▶ _LISTED ENTRIES_:
>>
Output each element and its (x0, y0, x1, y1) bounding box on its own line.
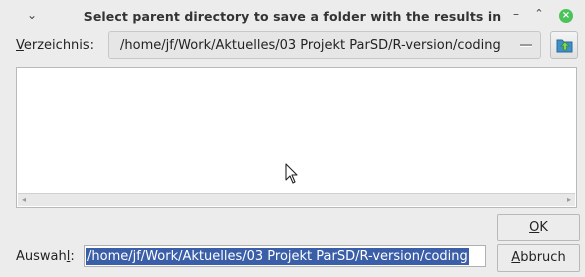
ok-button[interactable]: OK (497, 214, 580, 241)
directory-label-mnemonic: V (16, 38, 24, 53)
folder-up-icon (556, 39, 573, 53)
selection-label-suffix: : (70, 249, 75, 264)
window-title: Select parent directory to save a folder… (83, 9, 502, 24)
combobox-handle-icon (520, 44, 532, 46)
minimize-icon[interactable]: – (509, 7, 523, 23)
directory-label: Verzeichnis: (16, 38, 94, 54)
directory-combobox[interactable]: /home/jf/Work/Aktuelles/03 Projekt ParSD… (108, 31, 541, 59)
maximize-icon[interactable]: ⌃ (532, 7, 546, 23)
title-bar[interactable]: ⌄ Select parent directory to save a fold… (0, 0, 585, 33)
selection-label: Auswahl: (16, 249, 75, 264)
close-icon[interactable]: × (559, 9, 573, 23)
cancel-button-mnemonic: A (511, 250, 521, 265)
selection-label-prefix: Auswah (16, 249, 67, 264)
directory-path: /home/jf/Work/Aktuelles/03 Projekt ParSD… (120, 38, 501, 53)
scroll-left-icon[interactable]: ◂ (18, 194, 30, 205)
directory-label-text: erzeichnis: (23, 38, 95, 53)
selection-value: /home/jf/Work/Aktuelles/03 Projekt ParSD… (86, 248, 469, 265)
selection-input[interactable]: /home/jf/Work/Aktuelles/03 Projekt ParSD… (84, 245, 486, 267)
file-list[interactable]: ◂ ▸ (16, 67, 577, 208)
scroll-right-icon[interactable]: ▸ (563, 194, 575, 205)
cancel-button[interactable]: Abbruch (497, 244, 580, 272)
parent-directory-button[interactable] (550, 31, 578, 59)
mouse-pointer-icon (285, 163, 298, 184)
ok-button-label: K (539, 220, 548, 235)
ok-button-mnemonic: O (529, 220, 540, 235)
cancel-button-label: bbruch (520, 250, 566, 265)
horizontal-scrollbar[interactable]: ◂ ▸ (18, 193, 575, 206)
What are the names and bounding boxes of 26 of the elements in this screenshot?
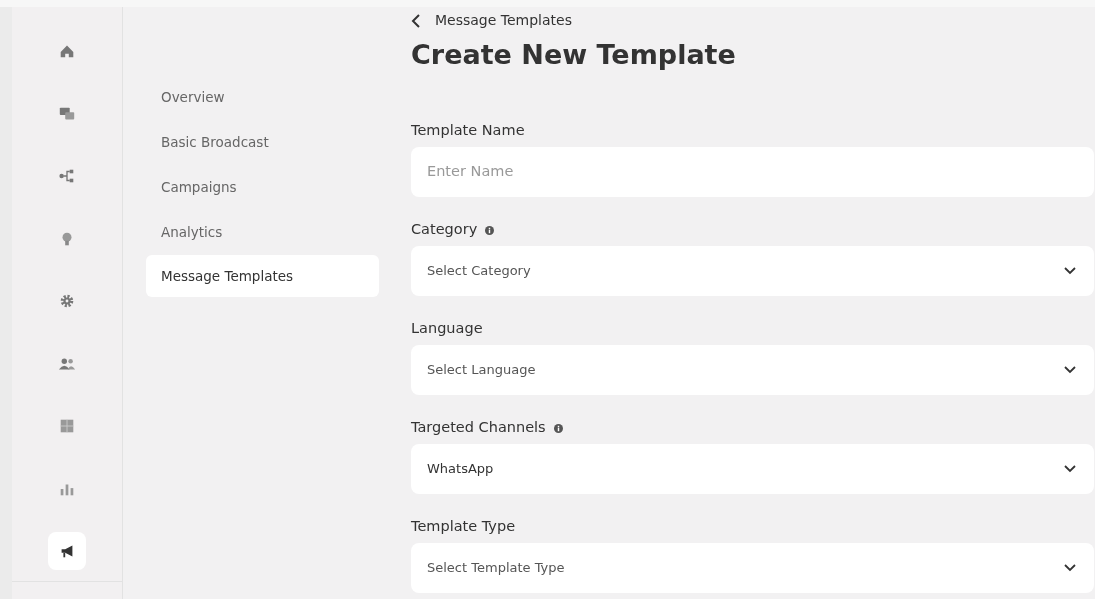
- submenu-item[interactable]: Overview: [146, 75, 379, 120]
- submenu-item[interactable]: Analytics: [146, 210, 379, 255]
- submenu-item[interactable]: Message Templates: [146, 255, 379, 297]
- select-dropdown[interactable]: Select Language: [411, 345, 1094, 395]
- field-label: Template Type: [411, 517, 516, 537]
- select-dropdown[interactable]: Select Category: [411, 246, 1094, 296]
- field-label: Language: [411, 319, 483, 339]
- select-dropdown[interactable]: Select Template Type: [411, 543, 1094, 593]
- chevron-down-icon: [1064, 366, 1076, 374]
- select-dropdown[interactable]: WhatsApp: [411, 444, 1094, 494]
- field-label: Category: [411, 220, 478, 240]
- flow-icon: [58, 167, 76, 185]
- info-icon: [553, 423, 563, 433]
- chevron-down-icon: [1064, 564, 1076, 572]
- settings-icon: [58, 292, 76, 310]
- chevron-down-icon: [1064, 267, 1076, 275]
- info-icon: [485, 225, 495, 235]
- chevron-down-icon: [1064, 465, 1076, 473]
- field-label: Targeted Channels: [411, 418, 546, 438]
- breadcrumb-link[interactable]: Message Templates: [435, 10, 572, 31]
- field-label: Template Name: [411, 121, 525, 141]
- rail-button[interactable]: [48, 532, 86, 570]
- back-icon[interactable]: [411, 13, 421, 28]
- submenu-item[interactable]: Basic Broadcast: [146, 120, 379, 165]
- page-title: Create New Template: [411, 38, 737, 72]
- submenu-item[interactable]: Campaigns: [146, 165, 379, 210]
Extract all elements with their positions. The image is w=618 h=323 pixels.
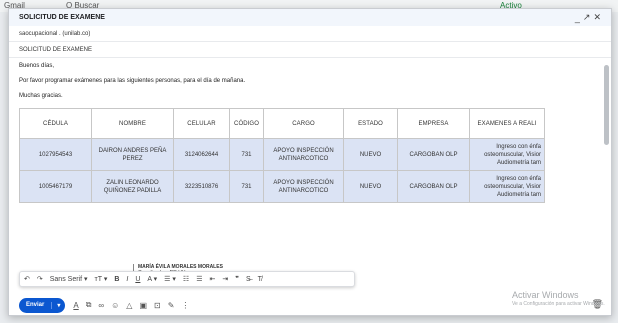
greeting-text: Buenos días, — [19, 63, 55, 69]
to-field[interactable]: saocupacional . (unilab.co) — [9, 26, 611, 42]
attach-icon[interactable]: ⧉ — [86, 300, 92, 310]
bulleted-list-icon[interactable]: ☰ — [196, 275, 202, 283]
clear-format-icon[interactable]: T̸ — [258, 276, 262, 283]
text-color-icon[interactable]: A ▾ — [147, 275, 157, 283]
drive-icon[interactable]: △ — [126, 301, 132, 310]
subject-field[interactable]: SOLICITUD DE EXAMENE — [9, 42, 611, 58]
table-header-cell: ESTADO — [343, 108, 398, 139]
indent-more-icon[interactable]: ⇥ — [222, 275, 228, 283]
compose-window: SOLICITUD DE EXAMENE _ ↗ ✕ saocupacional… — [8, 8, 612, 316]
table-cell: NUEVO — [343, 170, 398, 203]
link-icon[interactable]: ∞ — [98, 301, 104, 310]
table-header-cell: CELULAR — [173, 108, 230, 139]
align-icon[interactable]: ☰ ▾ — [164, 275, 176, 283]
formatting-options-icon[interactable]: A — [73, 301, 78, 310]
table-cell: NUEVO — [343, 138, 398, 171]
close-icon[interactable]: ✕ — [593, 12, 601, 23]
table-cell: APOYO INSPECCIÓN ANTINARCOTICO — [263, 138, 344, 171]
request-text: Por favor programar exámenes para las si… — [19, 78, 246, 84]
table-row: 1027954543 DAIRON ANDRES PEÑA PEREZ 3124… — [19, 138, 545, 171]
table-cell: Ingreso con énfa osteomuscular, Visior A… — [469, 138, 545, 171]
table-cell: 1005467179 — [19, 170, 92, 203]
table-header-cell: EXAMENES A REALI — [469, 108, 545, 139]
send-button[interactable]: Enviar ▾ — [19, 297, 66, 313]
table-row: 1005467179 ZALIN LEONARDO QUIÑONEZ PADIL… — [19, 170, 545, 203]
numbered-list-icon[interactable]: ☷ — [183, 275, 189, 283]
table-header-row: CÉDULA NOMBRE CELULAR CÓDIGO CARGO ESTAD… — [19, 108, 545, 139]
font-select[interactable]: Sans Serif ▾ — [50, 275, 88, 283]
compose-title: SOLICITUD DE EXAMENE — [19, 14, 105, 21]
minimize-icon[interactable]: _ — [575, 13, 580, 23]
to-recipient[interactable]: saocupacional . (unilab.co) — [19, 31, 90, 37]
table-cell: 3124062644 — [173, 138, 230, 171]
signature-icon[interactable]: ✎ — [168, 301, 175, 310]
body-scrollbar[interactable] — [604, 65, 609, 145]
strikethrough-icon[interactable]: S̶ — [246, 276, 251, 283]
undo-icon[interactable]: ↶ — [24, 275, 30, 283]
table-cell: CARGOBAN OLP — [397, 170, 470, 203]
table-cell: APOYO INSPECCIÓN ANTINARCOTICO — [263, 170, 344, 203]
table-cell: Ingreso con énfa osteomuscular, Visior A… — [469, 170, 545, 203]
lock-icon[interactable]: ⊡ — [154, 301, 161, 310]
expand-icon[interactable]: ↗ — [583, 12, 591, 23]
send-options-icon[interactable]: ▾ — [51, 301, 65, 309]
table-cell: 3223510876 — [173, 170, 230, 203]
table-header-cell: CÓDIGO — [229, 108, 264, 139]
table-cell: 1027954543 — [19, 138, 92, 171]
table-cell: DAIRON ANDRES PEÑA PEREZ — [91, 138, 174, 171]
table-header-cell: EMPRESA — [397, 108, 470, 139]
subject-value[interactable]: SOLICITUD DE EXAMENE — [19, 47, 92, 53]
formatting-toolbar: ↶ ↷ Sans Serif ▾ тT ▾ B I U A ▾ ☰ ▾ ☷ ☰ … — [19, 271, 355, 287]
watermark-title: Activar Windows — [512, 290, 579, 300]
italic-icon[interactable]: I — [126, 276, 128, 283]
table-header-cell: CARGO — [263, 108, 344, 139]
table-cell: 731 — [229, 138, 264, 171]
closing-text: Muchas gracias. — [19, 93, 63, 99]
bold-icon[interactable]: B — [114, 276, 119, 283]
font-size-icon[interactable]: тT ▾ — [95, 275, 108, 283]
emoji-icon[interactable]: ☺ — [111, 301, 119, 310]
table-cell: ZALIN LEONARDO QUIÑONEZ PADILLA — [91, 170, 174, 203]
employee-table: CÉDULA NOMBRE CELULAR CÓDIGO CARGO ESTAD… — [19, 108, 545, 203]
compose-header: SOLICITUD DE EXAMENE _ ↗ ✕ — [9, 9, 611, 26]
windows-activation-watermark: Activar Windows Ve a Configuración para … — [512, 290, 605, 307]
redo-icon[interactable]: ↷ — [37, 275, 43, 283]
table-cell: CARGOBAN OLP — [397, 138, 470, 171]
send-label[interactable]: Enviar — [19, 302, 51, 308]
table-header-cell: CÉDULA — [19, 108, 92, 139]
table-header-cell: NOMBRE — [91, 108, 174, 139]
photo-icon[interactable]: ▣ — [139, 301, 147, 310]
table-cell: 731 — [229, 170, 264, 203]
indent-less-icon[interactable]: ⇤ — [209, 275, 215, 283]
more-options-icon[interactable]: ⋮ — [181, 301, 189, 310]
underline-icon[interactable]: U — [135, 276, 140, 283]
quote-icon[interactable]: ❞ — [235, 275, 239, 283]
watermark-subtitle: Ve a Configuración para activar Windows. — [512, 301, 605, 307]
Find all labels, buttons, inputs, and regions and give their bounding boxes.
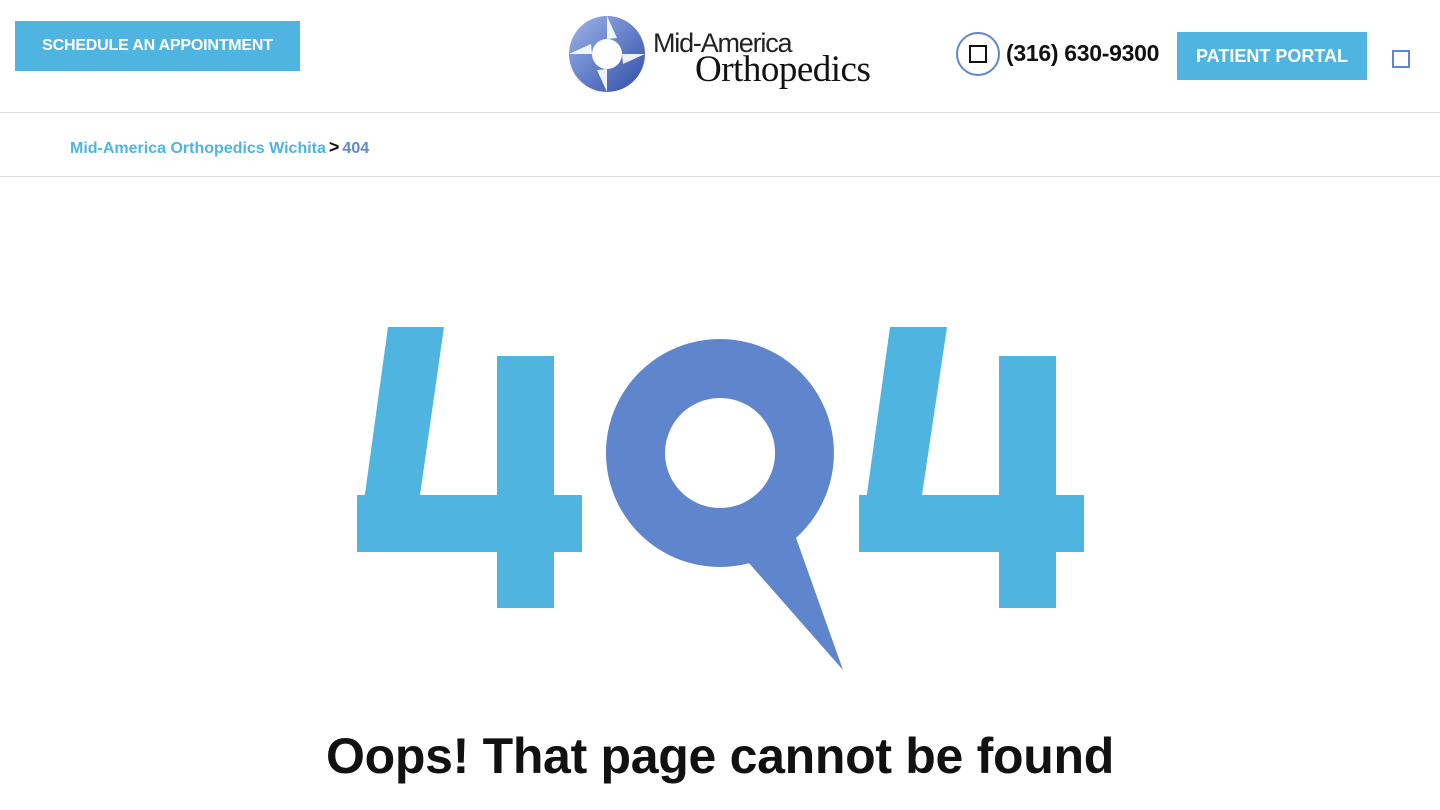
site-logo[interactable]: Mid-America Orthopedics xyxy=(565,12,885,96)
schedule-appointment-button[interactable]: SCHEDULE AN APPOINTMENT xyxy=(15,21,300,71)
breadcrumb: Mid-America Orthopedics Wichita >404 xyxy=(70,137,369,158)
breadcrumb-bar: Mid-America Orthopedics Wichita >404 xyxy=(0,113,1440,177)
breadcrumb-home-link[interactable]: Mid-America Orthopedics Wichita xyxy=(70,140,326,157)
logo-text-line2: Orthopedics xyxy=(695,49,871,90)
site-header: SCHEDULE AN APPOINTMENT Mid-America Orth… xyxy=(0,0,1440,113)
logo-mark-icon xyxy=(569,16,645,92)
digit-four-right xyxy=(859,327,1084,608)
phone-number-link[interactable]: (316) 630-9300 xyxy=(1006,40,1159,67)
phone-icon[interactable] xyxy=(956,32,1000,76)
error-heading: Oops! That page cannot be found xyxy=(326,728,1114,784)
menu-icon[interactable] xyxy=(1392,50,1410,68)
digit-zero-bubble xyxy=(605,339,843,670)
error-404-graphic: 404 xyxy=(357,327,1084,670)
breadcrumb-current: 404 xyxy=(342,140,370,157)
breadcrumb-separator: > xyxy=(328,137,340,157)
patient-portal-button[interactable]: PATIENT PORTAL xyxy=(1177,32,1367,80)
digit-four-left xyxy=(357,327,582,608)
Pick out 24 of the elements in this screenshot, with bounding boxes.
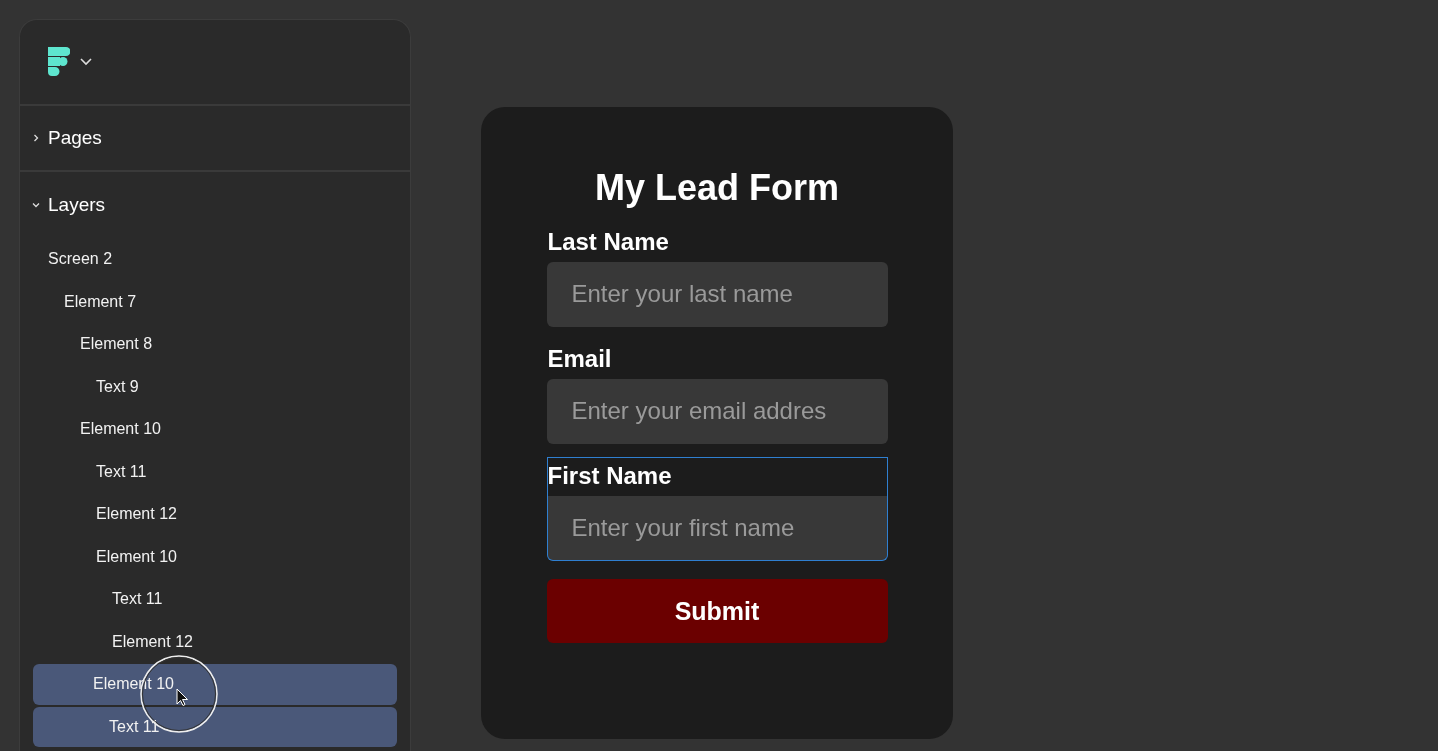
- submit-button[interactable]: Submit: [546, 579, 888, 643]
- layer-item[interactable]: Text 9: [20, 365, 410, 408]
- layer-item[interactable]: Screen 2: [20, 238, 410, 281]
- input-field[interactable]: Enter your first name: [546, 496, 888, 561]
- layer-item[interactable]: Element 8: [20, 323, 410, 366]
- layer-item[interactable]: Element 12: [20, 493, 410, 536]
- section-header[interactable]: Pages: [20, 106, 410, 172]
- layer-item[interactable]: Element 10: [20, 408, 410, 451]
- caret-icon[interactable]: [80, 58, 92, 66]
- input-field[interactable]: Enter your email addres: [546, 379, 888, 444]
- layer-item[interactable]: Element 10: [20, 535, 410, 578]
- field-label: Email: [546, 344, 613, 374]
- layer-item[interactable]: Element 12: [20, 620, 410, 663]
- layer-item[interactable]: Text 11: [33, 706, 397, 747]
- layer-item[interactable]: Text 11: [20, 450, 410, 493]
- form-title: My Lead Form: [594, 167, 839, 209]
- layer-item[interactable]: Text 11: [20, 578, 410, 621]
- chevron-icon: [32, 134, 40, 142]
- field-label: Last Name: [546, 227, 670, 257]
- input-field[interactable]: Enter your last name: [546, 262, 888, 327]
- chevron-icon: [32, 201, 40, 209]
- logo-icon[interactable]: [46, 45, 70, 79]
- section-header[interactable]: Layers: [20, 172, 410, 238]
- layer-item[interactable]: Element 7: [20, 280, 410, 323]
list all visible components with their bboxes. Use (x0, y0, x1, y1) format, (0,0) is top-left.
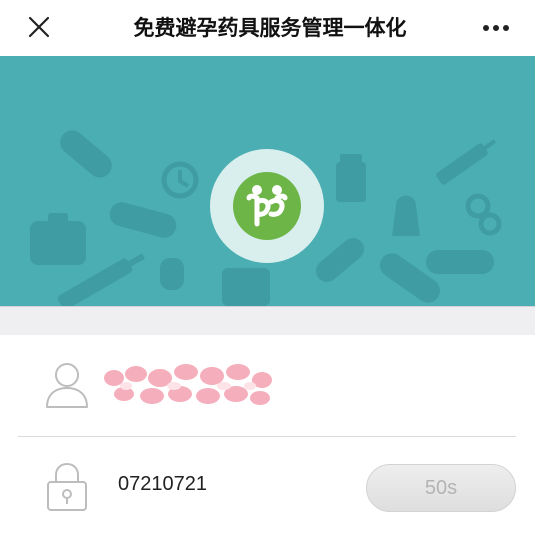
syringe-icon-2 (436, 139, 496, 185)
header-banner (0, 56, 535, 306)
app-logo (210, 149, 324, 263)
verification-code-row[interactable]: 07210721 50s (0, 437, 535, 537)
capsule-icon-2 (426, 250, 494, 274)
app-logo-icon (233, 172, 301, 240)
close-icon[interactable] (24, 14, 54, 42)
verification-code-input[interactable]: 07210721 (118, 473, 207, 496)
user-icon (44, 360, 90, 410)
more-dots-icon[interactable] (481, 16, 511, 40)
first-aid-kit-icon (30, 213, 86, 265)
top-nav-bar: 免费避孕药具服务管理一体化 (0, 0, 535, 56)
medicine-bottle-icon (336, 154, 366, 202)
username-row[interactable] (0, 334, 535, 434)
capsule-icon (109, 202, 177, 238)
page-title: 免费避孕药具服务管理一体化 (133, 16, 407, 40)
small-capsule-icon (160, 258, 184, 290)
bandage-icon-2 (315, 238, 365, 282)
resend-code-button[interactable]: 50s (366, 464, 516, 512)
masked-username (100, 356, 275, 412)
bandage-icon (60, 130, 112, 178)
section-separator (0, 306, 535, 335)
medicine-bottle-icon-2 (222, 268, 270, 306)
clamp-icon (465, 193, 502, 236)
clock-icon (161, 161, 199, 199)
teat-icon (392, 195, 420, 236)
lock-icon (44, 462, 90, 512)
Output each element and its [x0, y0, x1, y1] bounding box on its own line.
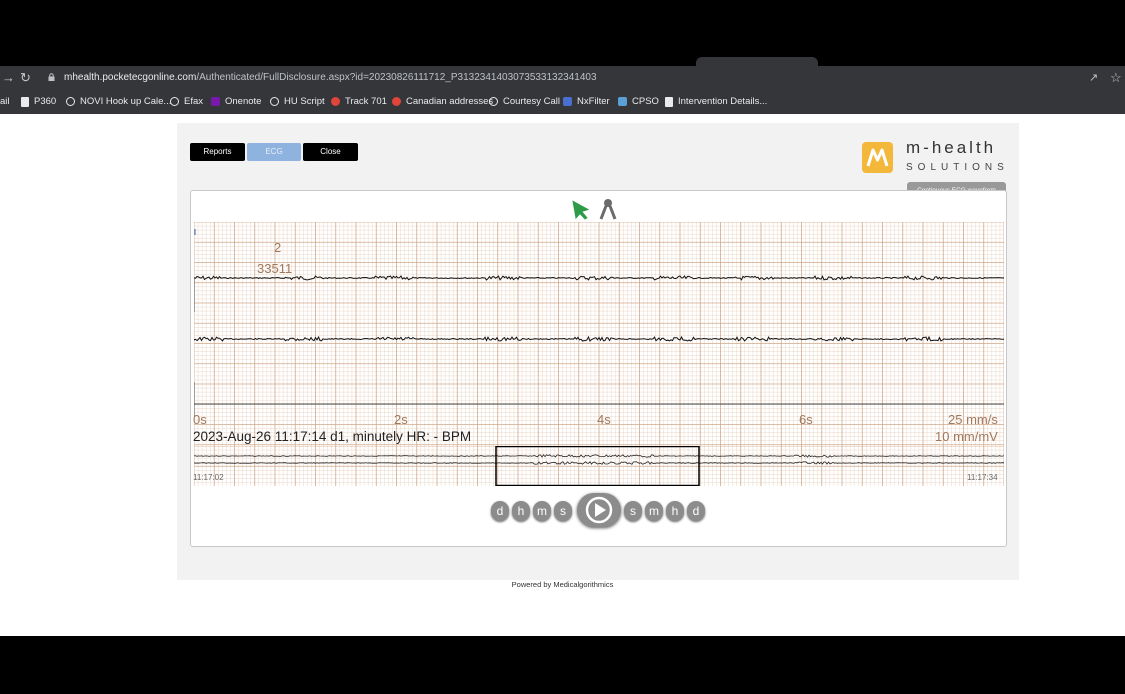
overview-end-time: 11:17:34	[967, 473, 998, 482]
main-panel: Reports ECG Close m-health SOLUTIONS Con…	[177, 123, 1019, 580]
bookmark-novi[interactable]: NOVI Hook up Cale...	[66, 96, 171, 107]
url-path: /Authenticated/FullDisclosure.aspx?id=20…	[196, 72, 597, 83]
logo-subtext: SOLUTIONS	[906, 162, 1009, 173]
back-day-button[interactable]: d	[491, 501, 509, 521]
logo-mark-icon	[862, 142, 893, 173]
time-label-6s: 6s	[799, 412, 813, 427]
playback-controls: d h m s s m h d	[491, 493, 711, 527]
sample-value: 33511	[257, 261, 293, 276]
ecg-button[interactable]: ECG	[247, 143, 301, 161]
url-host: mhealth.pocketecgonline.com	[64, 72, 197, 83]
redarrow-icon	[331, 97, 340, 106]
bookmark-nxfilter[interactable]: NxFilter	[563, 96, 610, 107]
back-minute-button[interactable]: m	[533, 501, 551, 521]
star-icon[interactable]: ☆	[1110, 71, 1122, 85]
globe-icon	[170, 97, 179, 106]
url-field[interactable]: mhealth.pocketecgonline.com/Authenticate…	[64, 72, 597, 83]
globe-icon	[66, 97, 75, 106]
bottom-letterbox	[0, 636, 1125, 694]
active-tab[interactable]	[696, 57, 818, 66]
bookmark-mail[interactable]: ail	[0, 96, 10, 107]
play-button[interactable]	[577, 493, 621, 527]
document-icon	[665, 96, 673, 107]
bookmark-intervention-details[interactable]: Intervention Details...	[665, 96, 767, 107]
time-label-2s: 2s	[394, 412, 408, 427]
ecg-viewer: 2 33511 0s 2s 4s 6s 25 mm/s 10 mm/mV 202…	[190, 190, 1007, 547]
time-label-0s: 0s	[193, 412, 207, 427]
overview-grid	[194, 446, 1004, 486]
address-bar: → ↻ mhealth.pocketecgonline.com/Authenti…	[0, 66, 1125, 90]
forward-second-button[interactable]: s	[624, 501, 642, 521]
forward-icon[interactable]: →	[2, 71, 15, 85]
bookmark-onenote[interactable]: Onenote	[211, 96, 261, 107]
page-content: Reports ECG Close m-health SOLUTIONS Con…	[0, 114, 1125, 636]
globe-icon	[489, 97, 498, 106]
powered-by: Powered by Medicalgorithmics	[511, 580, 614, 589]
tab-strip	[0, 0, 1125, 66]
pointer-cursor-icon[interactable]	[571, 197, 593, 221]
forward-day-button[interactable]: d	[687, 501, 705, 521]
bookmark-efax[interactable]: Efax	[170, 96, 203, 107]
<<
Could you lay out the lines of the records as a Markdown table with a Row column for the row number and a Text column for the line, from the line with "473, 998, 482]" up to and including the line with "412, 813, 427]", leaving out blank lines?

▶ _OUTPUT OF THE TASK_:
| Row | Text |
|---|---|
| 1 | overview-end-time: 11:17:34	[967, 473, 998, 482] |
| 2 | main-panel: Reports ECG Close m-health SOLUTIONS Con…	[177, 123, 1019, 580] |
| 3 | bookmark-novi[interactable]: NOVI Hook up Cale...	[66, 96, 171, 107] |
| 4 | url-path: /Authenticated/FullDisclosure.aspx?id=20…	[196, 72, 597, 83] |
| 5 | logo-subtext: SOLUTIONS	[906, 162, 1009, 173] |
| 6 | back-day-button[interactable]: d	[491, 501, 509, 521] |
| 7 | logo-mark-icon	[862, 142, 893, 173] |
| 8 | time-label-6s: 6s	[799, 412, 813, 427] |